### Exercise requirements
Find every line with the word "necessary" and give their count, nothing else.

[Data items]
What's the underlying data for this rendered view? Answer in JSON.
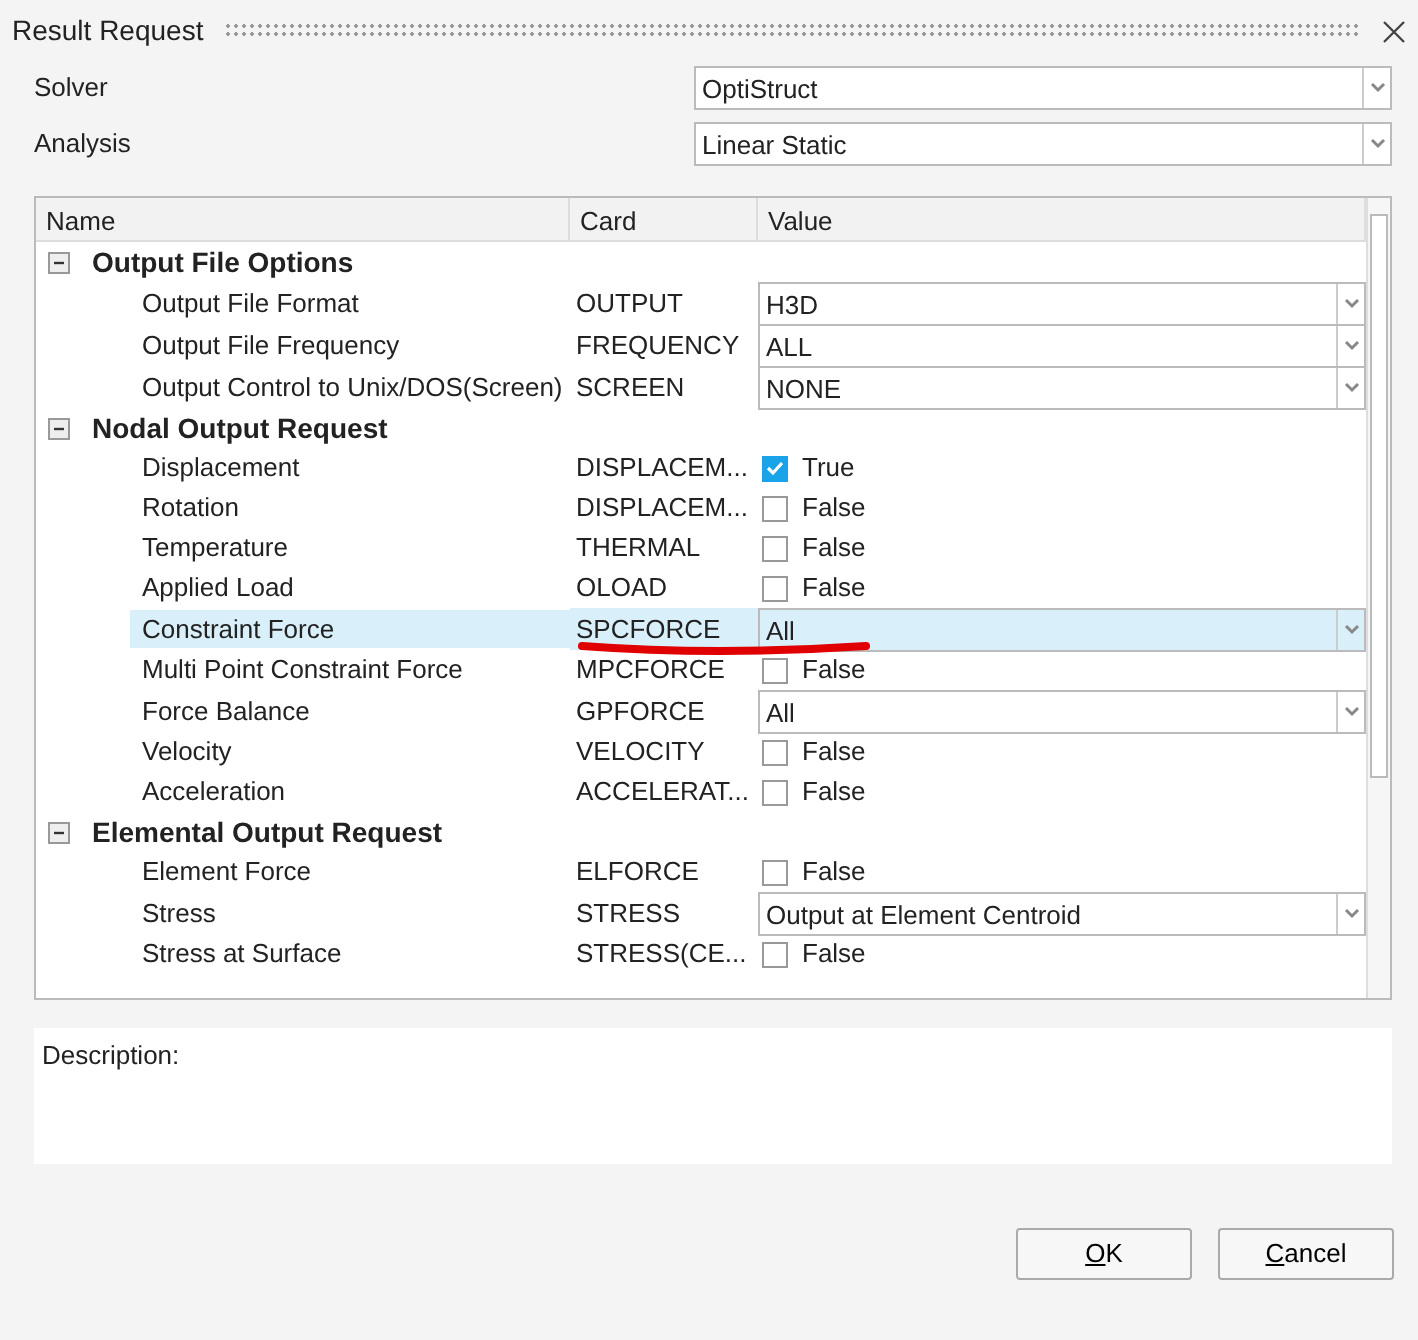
{
  "window": {
    "title": "Result Request"
  },
  "fields": [
    {
      "label": "Solver",
      "value": "OptiStruct"
    },
    {
      "label": "Analysis",
      "value": "Linear Static"
    }
  ],
  "table": {
    "columns": [
      "Name",
      "Card",
      "Value"
    ],
    "groups": [
      {
        "name": "Output File Options",
        "expanded": true,
        "children": [
          {
            "name": "Output File Format",
            "card": "OUTPUT",
            "kind": "select",
            "value": "H3D",
            "selected": false,
            "marked": false
          },
          {
            "name": "Output File Frequency",
            "card": "FREQUENCY",
            "kind": "select",
            "value": "ALL",
            "selected": false,
            "marked": false
          },
          {
            "name": "Output Control to Unix/DOS(Screen)",
            "card": "SCREEN",
            "kind": "select",
            "value": "NONE",
            "selected": false,
            "marked": false
          }
        ]
      },
      {
        "name": "Nodal Output Request",
        "expanded": true,
        "children": [
          {
            "name": "Displacement",
            "card": "DISPLACEM...",
            "kind": "checkbox",
            "checked": true,
            "value": "True",
            "selected": false,
            "marked": false
          },
          {
            "name": "Rotation",
            "card": "DISPLACEM...",
            "kind": "checkbox",
            "checked": false,
            "value": "False",
            "selected": false,
            "marked": false
          },
          {
            "name": "Temperature",
            "card": "THERMAL",
            "kind": "checkbox",
            "checked": false,
            "value": "False",
            "selected": false,
            "marked": false
          },
          {
            "name": "Applied Load",
            "card": "OLOAD",
            "kind": "checkbox",
            "checked": false,
            "value": "False",
            "selected": false,
            "marked": false
          },
          {
            "name": "Constraint Force",
            "card": "SPCFORCE",
            "kind": "select",
            "value": "All",
            "selected": true,
            "marked": true
          },
          {
            "name": "Multi Point Constraint Force",
            "card": "MPCFORCE",
            "kind": "checkbox",
            "checked": false,
            "value": "False",
            "selected": false,
            "marked": false
          },
          {
            "name": "Force Balance",
            "card": "GPFORCE",
            "kind": "select",
            "value": "All",
            "selected": false,
            "marked": false
          },
          {
            "name": "Velocity",
            "card": "VELOCITY",
            "kind": "checkbox",
            "checked": false,
            "value": "False",
            "selected": false,
            "marked": false
          },
          {
            "name": "Acceleration",
            "card": "ACCELERAT...",
            "kind": "checkbox",
            "checked": false,
            "value": "False",
            "selected": false,
            "marked": false
          }
        ]
      },
      {
        "name": "Elemental Output Request",
        "expanded": true,
        "children": [
          {
            "name": "Element Force",
            "card": "ELFORCE",
            "kind": "checkbox",
            "checked": false,
            "value": "False",
            "selected": false,
            "marked": false
          },
          {
            "name": "Stress",
            "card": "STRESS",
            "kind": "select",
            "value": "Output at Element Centroid",
            "selected": false,
            "marked": false
          },
          {
            "name": "Stress at Surface",
            "card": "STRESS(CE...",
            "kind": "checkbox",
            "checked": false,
            "value": "False",
            "selected": false,
            "marked": false
          }
        ]
      }
    ]
  },
  "description": {
    "label": "Description:"
  },
  "buttons": [
    {
      "label": "OK",
      "mnemonic": true
    },
    {
      "label": "Cancel",
      "mnemonic": true
    }
  ]
}
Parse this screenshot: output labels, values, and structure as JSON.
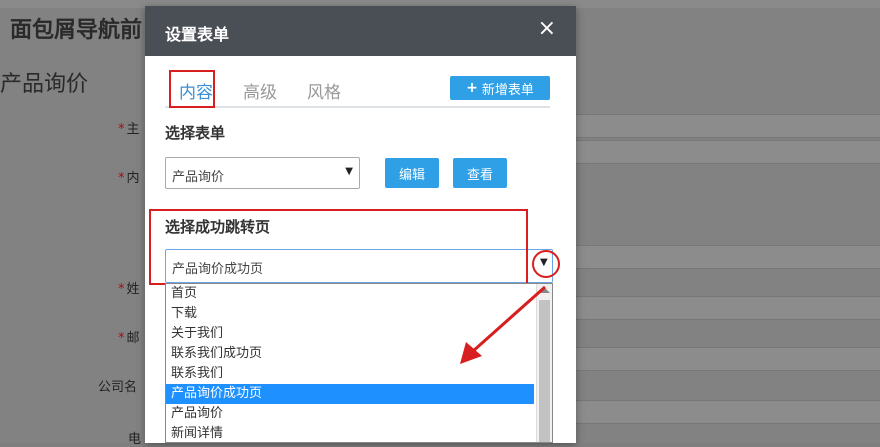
{
  "background": {
    "page_title": "面包屑导航前",
    "section_title": "产品询价",
    "fields": [
      {
        "label": "主",
        "required": true
      },
      {
        "label": "内",
        "required": true
      },
      {
        "label": "姓",
        "required": true
      },
      {
        "label": "邮",
        "required": true
      },
      {
        "label": "公司名",
        "required": false
      },
      {
        "label": "电",
        "required": false
      }
    ]
  },
  "modal": {
    "title": "设置表单",
    "close_glyph": "×",
    "tabs": [
      {
        "label": "内容",
        "active": true
      },
      {
        "label": "高级",
        "active": false
      },
      {
        "label": "风格",
        "active": false
      }
    ],
    "new_form_button": "新增表单",
    "new_form_icon": "+",
    "select_form_label": "选择表单",
    "form_select": {
      "value": "产品询价"
    },
    "edit_button": "编辑",
    "view_button": "查看",
    "redirect_label": "选择成功跳转页",
    "redirect_select": {
      "value": "产品询价成功页"
    }
  },
  "dropdown": {
    "options": [
      "首页",
      "下载",
      "关于我们",
      "联系我们成功页",
      "联系我们",
      "产品询价成功页",
      "产品询价",
      "新闻详情"
    ],
    "selected_index": 5
  },
  "colors": {
    "accent": "#2f9fe6",
    "header": "#4a4e55",
    "annotation": "#d81e1e",
    "selection": "#1e90ff"
  }
}
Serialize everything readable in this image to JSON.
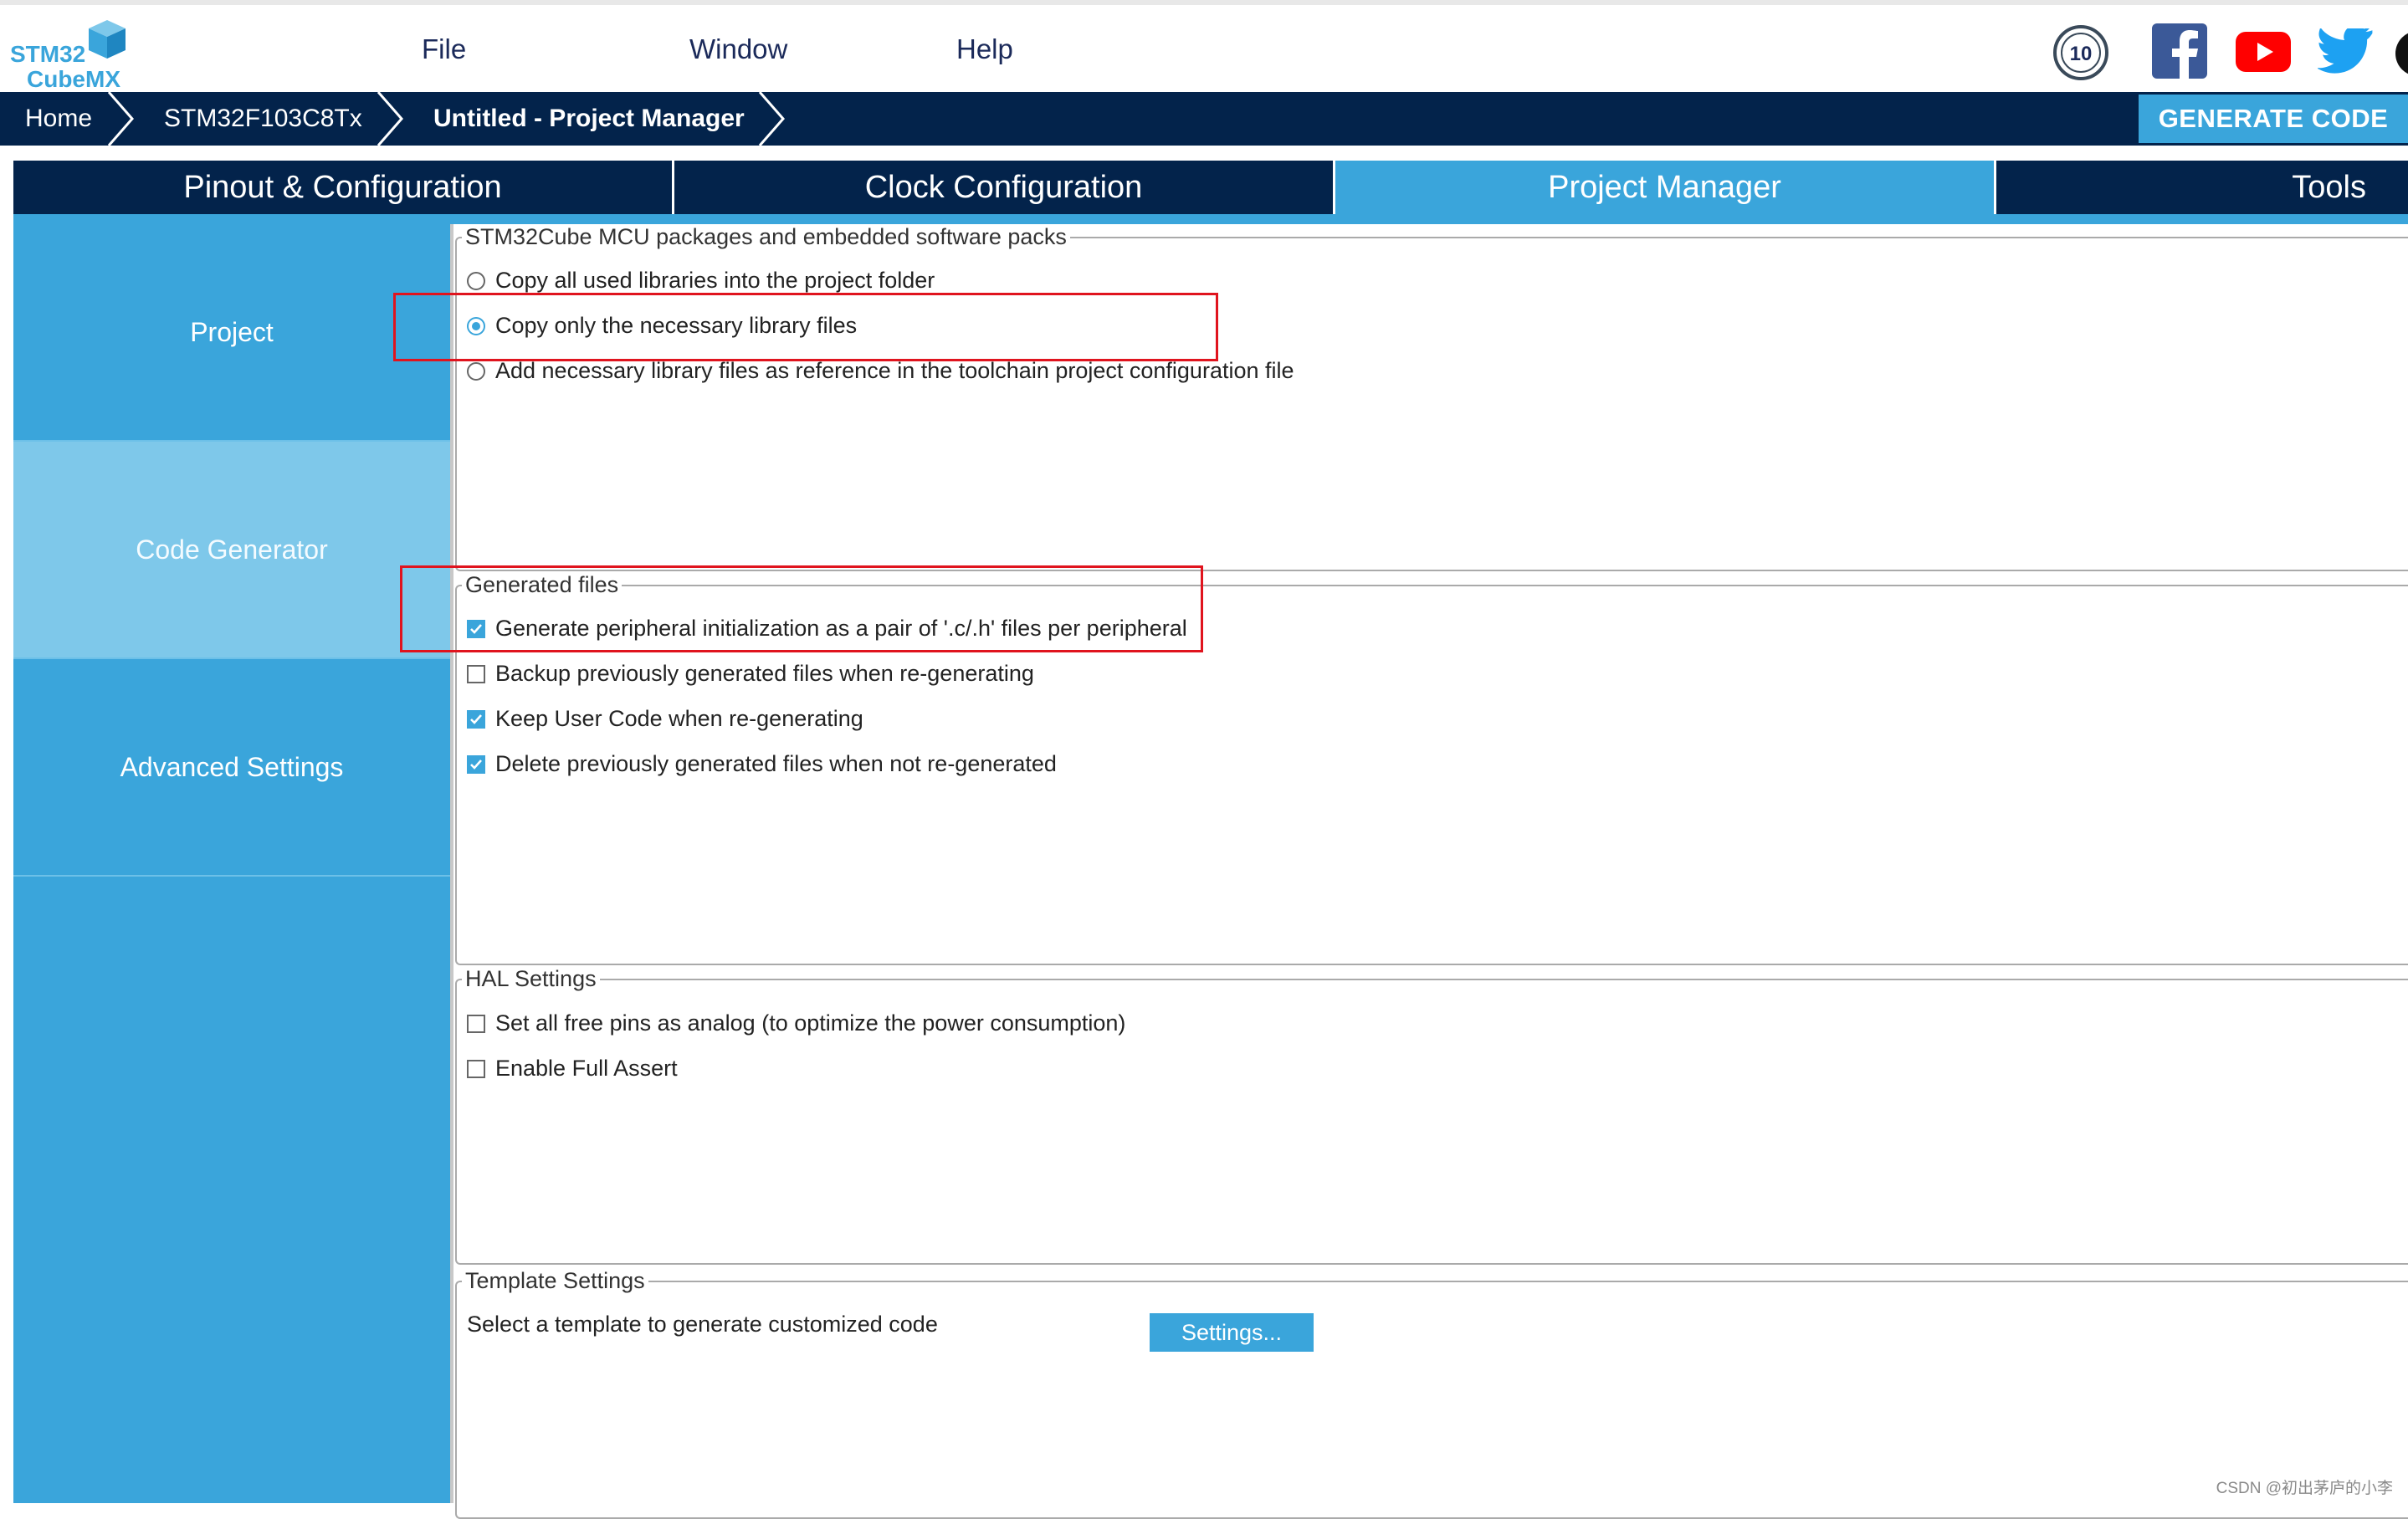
{
  "app": {
    "logo_line1": "STM32",
    "logo_line2": "CubeMX"
  },
  "menu": {
    "file": "File",
    "window": "Window",
    "help": "Help"
  },
  "social": {
    "anniversary_badge": "10",
    "icons": [
      "anniversary-badge-icon",
      "facebook-icon",
      "youtube-icon",
      "twitter-icon"
    ],
    "colors": {
      "facebook": "#3b5998",
      "youtube": "#ff0000",
      "twitter": "#1da1f2"
    }
  },
  "breadcrumb": {
    "home": "Home",
    "device": "STM32F103C8Tx",
    "current": "Untitled - Project Manager"
  },
  "generate_button": "GENERATE CODE",
  "tabs": [
    {
      "label": "Pinout & Configuration",
      "active": false
    },
    {
      "label": "Clock Configuration",
      "active": false
    },
    {
      "label": "Project Manager",
      "active": true
    },
    {
      "label": "Tools",
      "active": false
    }
  ],
  "sidenav": [
    {
      "label": "Project",
      "active": false
    },
    {
      "label": "Code Generator",
      "active": true
    },
    {
      "label": "Advanced Settings",
      "active": false
    }
  ],
  "groups": {
    "packages": {
      "legend": "STM32Cube MCU packages and embedded software packs",
      "options": [
        {
          "label": "Copy all used libraries into the project folder",
          "selected": false
        },
        {
          "label": "Copy only the necessary library files",
          "selected": true
        },
        {
          "label": "Add necessary library files as reference in the toolchain project configuration file",
          "selected": false
        }
      ]
    },
    "generated": {
      "legend": "Generated files",
      "options": [
        {
          "label": "Generate peripheral initialization as a pair of '.c/.h' files per peripheral",
          "checked": true
        },
        {
          "label": "Backup previously generated files when re-generating",
          "checked": false
        },
        {
          "label": "Keep User Code when re-generating",
          "checked": true
        },
        {
          "label": "Delete previously generated files when not re-generated",
          "checked": true
        }
      ]
    },
    "hal": {
      "legend": "HAL Settings",
      "options": [
        {
          "label": "Set all free pins as analog (to optimize the power consumption)",
          "checked": false
        },
        {
          "label": "Enable Full Assert",
          "checked": false
        }
      ]
    },
    "template": {
      "legend": "Template Settings",
      "description": "Select a template to generate customized code",
      "button": "Settings..."
    }
  },
  "colors": {
    "accent": "#3aa5db",
    "navy": "#03234b",
    "sidenav_active": "#7ec8ea",
    "annotation_red": "#e0141e"
  },
  "watermark": "CSDN @初出茅庐的小李"
}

### Reply to the exercise
2